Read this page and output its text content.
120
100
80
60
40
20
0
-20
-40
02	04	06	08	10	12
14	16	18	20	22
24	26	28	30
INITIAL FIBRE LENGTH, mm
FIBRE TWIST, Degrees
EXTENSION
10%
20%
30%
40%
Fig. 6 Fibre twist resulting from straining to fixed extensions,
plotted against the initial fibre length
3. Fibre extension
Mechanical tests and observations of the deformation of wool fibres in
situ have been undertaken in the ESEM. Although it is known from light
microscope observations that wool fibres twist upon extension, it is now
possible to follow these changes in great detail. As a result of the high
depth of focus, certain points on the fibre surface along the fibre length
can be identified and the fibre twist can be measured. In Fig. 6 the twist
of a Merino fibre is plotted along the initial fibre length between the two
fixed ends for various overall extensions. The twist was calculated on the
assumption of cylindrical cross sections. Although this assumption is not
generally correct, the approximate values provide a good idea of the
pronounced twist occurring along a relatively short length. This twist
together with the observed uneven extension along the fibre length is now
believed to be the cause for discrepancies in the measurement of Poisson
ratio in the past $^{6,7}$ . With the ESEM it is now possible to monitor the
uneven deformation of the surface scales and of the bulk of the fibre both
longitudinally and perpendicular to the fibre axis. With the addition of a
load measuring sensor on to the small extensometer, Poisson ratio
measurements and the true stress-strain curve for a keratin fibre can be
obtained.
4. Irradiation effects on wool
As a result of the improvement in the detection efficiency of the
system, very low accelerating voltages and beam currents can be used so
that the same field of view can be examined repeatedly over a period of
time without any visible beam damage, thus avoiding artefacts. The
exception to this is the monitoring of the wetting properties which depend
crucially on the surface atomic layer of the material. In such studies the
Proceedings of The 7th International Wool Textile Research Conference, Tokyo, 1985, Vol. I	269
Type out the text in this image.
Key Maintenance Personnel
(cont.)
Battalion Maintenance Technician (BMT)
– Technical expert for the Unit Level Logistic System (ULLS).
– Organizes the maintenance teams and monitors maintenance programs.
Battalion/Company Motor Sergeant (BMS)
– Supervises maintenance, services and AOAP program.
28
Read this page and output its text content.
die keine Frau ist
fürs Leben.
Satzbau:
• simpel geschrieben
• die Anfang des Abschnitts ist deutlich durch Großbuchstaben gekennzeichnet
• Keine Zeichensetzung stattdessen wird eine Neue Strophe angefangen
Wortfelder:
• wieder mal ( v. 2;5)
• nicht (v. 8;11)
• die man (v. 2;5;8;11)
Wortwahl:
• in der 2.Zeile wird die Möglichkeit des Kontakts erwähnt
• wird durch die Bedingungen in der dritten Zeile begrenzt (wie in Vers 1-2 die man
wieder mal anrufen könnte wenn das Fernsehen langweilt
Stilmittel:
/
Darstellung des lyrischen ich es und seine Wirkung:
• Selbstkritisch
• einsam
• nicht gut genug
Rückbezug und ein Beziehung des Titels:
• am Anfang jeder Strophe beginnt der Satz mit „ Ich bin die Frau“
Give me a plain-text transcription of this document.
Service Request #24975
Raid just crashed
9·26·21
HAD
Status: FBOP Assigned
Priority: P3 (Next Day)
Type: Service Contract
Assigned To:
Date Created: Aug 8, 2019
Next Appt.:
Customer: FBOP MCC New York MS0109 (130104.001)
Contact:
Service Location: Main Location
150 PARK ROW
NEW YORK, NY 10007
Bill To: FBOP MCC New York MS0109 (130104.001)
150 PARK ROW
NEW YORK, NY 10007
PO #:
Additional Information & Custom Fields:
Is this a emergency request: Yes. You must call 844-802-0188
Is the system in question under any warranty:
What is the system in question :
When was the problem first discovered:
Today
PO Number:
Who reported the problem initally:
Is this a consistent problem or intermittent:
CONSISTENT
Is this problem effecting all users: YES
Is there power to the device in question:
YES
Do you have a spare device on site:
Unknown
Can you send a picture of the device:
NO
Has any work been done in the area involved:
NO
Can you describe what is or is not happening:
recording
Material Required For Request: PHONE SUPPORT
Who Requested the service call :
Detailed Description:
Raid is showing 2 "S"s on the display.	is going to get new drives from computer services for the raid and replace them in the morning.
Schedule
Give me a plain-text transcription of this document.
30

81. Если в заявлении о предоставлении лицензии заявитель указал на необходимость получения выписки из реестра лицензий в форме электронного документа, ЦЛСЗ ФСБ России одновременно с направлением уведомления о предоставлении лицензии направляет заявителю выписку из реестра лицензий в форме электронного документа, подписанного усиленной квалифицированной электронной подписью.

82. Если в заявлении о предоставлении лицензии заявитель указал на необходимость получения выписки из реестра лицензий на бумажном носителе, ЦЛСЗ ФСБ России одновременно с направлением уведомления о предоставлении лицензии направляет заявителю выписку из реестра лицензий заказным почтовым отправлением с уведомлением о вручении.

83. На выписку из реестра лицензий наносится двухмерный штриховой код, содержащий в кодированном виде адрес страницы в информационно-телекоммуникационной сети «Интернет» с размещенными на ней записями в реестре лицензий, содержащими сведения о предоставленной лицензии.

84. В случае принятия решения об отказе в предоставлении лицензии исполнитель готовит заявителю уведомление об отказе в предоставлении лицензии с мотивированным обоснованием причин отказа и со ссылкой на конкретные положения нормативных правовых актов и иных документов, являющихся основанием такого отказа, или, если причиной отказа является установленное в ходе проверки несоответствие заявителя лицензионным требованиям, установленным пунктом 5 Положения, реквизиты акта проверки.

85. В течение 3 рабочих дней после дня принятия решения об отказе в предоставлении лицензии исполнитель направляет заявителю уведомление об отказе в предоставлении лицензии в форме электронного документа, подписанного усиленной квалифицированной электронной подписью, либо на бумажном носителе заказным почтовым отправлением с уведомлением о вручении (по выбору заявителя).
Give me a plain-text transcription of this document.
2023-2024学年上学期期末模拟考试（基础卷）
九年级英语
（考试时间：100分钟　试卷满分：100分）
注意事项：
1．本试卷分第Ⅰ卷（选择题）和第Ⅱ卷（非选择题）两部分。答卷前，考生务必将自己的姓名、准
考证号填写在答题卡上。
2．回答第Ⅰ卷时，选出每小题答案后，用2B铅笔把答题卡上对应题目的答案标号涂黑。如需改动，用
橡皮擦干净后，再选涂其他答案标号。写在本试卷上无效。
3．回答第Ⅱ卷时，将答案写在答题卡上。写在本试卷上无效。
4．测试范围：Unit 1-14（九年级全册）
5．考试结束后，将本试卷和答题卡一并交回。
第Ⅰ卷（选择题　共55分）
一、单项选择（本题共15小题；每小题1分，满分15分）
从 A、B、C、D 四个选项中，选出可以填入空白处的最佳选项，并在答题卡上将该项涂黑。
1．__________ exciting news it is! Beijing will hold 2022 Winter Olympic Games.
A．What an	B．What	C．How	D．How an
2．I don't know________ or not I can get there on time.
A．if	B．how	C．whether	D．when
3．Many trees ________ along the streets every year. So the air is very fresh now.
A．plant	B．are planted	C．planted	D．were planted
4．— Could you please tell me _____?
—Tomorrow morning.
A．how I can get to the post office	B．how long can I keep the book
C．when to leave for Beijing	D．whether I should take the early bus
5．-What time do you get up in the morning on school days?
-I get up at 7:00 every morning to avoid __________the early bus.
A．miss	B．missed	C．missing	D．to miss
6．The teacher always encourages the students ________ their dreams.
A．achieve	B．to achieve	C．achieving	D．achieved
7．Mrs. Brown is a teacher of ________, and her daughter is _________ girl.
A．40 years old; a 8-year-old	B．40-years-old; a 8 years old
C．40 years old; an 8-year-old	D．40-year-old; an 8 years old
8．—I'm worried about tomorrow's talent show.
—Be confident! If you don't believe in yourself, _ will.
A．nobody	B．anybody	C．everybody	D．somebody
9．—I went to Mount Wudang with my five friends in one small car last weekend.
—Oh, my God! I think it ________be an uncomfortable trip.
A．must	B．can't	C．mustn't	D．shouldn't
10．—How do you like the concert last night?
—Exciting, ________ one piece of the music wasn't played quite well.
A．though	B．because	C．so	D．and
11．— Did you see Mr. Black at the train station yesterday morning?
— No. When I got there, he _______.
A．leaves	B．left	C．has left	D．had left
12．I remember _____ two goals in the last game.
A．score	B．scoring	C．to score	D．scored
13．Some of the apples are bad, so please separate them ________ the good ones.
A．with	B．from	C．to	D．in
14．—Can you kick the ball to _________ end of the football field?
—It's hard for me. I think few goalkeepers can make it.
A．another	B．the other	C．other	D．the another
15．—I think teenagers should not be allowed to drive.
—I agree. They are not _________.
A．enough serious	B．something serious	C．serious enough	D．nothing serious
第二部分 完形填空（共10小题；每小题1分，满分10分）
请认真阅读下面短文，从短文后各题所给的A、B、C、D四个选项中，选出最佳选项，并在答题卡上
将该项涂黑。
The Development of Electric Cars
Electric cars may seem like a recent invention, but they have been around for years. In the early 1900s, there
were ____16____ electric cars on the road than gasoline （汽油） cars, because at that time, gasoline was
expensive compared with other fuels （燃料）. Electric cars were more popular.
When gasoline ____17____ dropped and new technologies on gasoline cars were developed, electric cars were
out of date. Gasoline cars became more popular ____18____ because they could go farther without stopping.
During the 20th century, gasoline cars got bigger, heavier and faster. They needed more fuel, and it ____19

== == ==

Pull out all lines from the entries above in which the word "Beijing" appears.

**COMPLETED EXERCISE**.
1．__________ exciting news it is! Beijing will hold 2022 Winter Olympic Games.
C．when to leave for Beijing	D．whether I should take the early bus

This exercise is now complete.